* GIVEN REQUEST:
Identify every line in the records below that contains the word "допускается", and reproduce each one.

━━━ THE DATA

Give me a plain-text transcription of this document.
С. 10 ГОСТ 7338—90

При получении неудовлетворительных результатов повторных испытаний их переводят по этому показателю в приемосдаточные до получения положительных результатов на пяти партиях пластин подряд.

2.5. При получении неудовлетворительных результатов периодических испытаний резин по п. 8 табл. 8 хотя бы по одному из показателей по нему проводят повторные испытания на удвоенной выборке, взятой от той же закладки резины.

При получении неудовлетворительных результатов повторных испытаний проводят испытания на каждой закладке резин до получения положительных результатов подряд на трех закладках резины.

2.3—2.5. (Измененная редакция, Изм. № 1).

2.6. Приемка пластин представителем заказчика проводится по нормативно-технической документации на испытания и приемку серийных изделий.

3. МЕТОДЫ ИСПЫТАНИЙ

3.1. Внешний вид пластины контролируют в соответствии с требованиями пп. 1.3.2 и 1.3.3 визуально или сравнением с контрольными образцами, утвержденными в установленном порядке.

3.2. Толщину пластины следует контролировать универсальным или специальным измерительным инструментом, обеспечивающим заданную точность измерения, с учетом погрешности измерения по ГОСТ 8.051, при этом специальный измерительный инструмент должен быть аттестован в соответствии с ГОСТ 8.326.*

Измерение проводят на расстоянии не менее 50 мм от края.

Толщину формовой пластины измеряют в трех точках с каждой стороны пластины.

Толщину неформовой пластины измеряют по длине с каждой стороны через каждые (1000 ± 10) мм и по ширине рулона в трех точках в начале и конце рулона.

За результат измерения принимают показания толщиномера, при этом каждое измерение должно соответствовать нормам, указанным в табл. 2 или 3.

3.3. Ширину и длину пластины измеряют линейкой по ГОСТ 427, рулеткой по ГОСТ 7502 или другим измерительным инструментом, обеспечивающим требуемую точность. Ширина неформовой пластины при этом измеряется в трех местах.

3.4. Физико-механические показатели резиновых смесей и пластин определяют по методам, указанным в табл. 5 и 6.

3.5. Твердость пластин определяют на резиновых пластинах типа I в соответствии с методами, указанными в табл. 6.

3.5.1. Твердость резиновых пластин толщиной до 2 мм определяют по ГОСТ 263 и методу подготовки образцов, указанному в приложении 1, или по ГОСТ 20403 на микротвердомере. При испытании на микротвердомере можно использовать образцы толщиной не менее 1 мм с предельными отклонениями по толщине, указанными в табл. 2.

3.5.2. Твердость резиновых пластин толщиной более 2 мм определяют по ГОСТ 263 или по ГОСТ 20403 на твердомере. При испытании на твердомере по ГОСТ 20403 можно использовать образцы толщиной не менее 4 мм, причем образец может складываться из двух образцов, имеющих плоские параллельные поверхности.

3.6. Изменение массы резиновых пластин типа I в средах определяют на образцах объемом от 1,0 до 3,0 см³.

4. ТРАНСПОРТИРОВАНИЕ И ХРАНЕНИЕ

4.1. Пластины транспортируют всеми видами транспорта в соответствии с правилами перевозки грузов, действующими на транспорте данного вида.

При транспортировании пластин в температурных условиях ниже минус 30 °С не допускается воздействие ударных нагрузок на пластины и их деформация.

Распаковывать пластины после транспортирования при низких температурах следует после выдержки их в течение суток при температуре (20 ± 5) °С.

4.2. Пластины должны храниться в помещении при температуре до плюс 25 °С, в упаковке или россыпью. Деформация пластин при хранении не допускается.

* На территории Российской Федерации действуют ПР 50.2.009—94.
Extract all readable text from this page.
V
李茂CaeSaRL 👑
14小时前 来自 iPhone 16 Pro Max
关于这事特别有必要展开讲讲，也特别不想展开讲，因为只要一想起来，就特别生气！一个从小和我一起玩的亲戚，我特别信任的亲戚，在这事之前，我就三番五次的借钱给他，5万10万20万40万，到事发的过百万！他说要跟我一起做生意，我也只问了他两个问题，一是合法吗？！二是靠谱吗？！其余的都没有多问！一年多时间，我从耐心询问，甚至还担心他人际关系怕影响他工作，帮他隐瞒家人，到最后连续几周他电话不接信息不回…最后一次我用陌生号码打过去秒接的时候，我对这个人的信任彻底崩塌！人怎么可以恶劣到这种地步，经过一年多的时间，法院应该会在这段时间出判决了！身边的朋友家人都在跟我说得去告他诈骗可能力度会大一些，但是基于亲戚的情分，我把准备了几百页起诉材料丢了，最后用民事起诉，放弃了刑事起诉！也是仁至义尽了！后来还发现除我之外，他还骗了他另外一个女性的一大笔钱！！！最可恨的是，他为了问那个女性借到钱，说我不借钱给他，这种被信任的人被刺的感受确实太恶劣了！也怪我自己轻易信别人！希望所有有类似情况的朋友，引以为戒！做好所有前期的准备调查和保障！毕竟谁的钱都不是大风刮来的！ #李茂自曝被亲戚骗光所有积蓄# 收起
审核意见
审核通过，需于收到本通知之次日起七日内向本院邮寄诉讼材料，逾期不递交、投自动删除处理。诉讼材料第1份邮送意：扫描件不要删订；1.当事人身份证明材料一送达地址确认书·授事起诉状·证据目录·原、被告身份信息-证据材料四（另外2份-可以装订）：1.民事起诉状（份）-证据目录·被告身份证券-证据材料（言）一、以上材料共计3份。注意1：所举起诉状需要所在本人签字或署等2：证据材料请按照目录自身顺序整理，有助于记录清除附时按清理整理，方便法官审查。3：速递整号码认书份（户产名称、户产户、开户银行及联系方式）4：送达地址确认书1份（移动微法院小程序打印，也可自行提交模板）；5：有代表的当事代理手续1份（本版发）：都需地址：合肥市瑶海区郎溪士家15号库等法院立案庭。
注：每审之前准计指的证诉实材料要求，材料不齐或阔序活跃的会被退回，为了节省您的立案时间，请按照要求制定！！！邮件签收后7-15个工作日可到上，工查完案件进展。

━━━━━━
━━━ THE DATA

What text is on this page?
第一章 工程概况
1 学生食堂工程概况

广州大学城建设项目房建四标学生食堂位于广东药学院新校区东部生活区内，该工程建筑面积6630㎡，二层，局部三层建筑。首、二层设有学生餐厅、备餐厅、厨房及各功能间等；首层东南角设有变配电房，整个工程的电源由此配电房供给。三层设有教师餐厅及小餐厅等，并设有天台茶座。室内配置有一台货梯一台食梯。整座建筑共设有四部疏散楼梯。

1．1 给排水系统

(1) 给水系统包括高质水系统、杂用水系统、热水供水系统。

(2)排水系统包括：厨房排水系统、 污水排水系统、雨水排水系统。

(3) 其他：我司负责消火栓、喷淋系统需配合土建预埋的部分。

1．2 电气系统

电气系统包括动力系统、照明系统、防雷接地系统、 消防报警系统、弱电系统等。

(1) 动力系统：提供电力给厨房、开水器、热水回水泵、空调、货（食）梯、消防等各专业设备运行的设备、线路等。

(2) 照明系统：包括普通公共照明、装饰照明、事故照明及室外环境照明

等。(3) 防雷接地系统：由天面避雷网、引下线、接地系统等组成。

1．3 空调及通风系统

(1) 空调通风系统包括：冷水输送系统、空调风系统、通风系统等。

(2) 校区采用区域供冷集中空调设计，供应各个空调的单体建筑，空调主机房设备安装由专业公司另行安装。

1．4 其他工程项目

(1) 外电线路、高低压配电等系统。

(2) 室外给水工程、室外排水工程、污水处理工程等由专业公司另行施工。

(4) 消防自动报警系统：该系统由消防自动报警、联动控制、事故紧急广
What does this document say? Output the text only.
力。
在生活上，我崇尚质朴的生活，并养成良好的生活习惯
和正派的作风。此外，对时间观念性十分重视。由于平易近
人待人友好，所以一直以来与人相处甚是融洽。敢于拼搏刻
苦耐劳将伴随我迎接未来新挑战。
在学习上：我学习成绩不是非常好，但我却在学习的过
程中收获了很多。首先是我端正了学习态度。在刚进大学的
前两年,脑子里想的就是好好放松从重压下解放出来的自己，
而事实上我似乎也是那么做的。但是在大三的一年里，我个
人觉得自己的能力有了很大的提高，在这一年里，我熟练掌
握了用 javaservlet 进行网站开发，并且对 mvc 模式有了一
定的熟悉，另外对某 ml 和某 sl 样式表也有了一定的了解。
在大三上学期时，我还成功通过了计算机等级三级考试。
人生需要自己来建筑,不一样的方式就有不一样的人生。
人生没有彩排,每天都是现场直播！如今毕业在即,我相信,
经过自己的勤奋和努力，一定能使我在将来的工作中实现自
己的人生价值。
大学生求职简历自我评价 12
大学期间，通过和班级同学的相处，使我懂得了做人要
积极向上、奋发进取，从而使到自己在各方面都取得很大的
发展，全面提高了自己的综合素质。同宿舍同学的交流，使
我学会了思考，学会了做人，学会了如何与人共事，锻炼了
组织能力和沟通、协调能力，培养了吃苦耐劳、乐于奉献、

━━━━━━

* TASK ANSWER:
При транспортировании пластин в температурных условиях ниже минус 30 °С не допускается воздействие ударных нагрузок на пластины и их деформация.
4.2. Пластины должны храниться в помещении при температуре до плюс 25 °С, в упаковке или россыпью. Деформация пластин при хранении не допускается.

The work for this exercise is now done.